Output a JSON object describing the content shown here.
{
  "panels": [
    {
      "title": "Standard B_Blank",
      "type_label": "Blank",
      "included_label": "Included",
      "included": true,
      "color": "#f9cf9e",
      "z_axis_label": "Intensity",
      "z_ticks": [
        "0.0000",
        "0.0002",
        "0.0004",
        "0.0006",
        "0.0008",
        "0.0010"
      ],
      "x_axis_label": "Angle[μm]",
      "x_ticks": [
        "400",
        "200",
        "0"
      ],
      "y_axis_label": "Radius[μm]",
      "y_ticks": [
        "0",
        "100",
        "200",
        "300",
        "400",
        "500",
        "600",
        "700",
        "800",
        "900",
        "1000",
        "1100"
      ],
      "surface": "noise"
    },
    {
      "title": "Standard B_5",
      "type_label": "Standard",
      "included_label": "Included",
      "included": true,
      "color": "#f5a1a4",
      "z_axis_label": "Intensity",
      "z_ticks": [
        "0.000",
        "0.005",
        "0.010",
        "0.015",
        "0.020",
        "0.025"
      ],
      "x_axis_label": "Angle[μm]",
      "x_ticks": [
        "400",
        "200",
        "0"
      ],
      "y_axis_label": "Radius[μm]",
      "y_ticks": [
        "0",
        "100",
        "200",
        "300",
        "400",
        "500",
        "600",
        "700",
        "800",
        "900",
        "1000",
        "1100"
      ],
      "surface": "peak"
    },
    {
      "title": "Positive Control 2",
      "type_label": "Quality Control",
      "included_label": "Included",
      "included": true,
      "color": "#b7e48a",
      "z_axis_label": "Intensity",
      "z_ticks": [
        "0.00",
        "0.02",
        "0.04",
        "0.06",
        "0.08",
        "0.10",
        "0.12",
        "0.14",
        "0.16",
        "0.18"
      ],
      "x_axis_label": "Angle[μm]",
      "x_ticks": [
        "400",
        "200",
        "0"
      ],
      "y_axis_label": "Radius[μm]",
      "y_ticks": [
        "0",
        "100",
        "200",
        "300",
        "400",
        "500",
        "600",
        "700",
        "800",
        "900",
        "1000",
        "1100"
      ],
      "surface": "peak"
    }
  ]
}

▶ TASK DIRECTIONS
Read the entries above, then pull out the lines that include "Control".

▶ ANSWER FOR THE TASK
      "title": "Positive Control 2",
      "type_label": "Quality Control",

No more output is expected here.